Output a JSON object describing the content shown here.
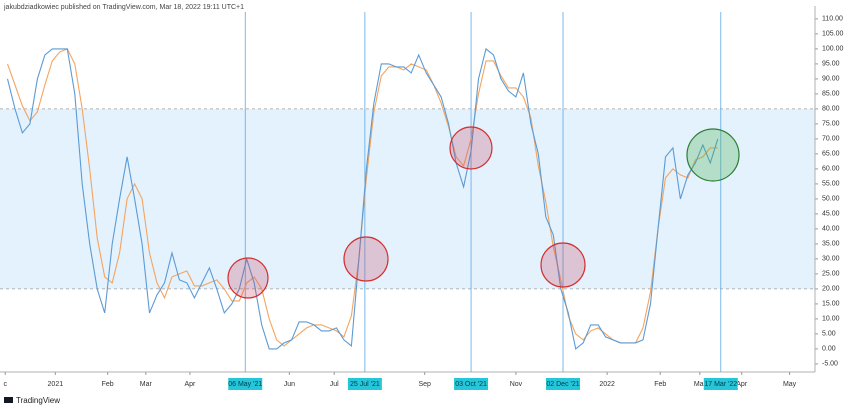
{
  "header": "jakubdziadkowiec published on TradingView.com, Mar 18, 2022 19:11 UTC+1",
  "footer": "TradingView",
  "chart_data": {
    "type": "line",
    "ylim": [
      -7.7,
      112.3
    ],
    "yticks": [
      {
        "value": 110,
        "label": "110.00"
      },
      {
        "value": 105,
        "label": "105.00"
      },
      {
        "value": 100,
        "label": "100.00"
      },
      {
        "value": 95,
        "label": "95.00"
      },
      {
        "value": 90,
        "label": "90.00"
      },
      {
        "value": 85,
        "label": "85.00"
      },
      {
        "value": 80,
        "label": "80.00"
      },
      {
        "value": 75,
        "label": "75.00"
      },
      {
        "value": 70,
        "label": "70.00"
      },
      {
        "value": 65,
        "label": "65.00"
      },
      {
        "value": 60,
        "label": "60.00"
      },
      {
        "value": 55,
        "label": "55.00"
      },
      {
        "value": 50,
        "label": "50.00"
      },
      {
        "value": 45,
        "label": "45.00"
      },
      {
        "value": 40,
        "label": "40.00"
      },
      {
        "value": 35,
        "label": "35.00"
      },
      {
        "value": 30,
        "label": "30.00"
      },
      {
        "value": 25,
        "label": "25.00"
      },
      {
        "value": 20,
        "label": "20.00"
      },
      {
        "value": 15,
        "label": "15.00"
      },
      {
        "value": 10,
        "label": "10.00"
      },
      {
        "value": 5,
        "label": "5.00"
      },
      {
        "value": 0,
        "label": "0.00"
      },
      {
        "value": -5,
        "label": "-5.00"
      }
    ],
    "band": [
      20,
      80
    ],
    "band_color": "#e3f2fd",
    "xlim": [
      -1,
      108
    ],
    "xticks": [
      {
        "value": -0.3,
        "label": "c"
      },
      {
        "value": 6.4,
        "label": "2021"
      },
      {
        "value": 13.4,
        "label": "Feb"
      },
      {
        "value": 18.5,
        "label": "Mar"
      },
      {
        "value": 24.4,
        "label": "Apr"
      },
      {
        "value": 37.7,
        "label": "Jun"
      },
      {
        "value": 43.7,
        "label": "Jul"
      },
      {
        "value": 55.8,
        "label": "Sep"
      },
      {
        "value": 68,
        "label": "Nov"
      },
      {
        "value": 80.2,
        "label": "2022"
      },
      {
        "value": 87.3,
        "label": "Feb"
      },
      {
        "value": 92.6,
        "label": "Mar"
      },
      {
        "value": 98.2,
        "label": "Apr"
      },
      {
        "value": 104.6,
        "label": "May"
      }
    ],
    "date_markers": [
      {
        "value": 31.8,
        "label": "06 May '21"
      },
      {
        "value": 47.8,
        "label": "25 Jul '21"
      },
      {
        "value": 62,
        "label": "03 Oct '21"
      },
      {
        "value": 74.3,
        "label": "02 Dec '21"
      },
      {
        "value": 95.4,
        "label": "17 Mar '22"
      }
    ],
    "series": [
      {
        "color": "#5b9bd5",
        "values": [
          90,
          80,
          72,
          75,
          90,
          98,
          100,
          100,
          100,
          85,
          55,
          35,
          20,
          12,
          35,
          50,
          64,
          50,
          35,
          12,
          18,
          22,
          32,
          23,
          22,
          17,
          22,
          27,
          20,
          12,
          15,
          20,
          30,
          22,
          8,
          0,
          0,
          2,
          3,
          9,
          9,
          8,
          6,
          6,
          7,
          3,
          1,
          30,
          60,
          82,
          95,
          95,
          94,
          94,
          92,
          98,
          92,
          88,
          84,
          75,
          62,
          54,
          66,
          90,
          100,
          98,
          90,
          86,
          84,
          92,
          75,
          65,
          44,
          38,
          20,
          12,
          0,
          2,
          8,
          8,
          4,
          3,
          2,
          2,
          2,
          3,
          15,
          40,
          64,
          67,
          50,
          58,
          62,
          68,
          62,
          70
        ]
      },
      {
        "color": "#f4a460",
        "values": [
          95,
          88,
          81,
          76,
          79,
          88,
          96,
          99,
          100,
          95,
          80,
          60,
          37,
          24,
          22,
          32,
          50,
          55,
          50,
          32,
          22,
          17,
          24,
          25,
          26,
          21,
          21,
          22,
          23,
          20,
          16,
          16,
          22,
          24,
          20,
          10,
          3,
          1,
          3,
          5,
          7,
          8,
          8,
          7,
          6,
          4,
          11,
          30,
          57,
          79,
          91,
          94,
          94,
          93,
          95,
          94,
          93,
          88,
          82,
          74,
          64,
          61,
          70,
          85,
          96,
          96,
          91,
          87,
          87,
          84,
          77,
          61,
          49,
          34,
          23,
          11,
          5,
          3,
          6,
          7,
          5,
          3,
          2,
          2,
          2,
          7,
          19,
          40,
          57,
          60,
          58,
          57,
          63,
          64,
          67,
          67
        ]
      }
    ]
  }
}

========

== The request ==
Leave out all images, then reproduce the entries above exactly.

== Written solution ==
Output a JSON object describing the content shown here.
{
  "header": "jakubdziadkowiec published on TradingView.com, Mar 18, 2022 19:11 UTC+1",
  "footer": "TradingView",
  "chart_data": {
    "type": "line",
    "ylim": [
      -7.7,
      112.3
    ],
    "yticks": [
      {
        "value": 110,
        "label": "110.00"
      },
      {
        "value": 105,
        "label": "105.00"
      },
      {
        "value": 100,
        "label": "100.00"
      },
      {
        "value": 95,
        "label": "95.00"
      },
      {
        "value": 90,
        "label": "90.00"
      },
      {
        "value": 85,
        "label": "85.00"
      },
      {
        "value": 80,
        "label": "80.00"
      },
      {
        "value": 75,
        "label": "75.00"
      },
      {
        "value": 70,
        "label": "70.00"
      },
      {
        "value": 65,
        "label": "65.00"
      },
      {
        "value": 60,
        "label": "60.00"
      },
      {
        "value": 55,
        "label": "55.00"
      },
      {
        "value": 50,
        "label": "50.00"
      },
      {
        "value": 45,
        "label": "45.00"
      },
      {
        "value": 40,
        "label": "40.00"
      },
      {
        "value": 35,
        "label": "35.00"
      },
      {
        "value": 30,
        "label": "30.00"
      },
      {
        "value": 25,
        "label": "25.00"
      },
      {
        "value": 20,
        "label": "20.00"
      },
      {
        "value": 15,
        "label": "15.00"
      },
      {
        "value": 10,
        "label": "10.00"
      },
      {
        "value": 5,
        "label": "5.00"
      },
      {
        "value": 0,
        "label": "0.00"
      },
      {
        "value": -5,
        "label": "-5.00"
      }
    ],
    "band": [
      20,
      80
    ],
    "band_color": "#e3f2fd",
    "xlim": [
      -1,
      108
    ],
    "xticks": [
      {
        "value": -0.3,
        "label": "c"
      },
      {
        "value": 6.4,
        "label": "2021"
      },
      {
        "value": 13.4,
        "label": "Feb"
      },
      {
        "value": 18.5,
        "label": "Mar"
      },
      {
        "value": 24.4,
        "label": "Apr"
      },
      {
        "value": 37.7,
        "label": "Jun"
      },
      {
        "value": 43.7,
        "label": "Jul"
      },
      {
        "value": 55.8,
        "label": "Sep"
      },
      {
        "value": 68,
        "label": "Nov"
      },
      {
        "value": 80.2,
        "label": "2022"
      },
      {
        "value": 87.3,
        "label": "Feb"
      },
      {
        "value": 92.6,
        "label": "Mar"
      },
      {
        "value": 98.2,
        "label": "Apr"
      },
      {
        "value": 104.6,
        "label": "May"
      }
    ],
    "date_markers": [
      {
        "value": 31.8,
        "label": "06 May '21"
      },
      {
        "value": 47.8,
        "label": "25 Jul '21"
      },
      {
        "value": 62,
        "label": "03 Oct '21"
      },
      {
        "value": 74.3,
        "label": "02 Dec '21"
      },
      {
        "value": 95.4,
        "label": "17 Mar '22"
      }
    ],
    "series": [
      {
        "color": "#5b9bd5",
        "values": [
          90,
          80,
          72,
          75,
          90,
          98,
          100,
          100,
          100,
          85,
          55,
          35,
          20,
          12,
          35,
          50,
          64,
          50,
          35,
          12,
          18,
          22,
          32,
          23,
          22,
          17,
          22,
          27,
          20,
          12,
          15,
          20,
          30,
          22,
          8,
          0,
          0,
          2,
          3,
          9,
          9,
          8,
          6,
          6,
          7,
          3,
          1,
          30,
          60,
          82,
          95,
          95,
          94,
          94,
          92,
          98,
          92,
          88,
          84,
          75,
          62,
          54,
          66,
          90,
          100,
          98,
          90,
          86,
          84,
          92,
          75,
          65,
          44,
          38,
          20,
          12,
          0,
          2,
          8,
          8,
          4,
          3,
          2,
          2,
          2,
          3,
          15,
          40,
          64,
          67,
          50,
          58,
          62,
          68,
          62,
          70
        ]
      },
      {
        "color": "#f4a460",
        "values": [
          95,
          88,
          81,
          76,
          79,
          88,
          96,
          99,
          100,
          95,
          80,
          60,
          37,
          24,
          22,
          32,
          50,
          55,
          50,
          32,
          22,
          17,
          24,
          25,
          26,
          21,
          21,
          22,
          23,
          20,
          16,
          16,
          22,
          24,
          20,
          10,
          3,
          1,
          3,
          5,
          7,
          8,
          8,
          7,
          6,
          4,
          11,
          30,
          57,
          79,
          91,
          94,
          94,
          93,
          95,
          94,
          93,
          88,
          82,
          74,
          64,
          61,
          70,
          85,
          96,
          96,
          91,
          87,
          87,
          84,
          77,
          61,
          49,
          34,
          23,
          11,
          5,
          3,
          6,
          7,
          5,
          3,
          2,
          2,
          2,
          7,
          19,
          40,
          57,
          60,
          58,
          57,
          63,
          64,
          67,
          67
        ]
      }
    ]
  }
}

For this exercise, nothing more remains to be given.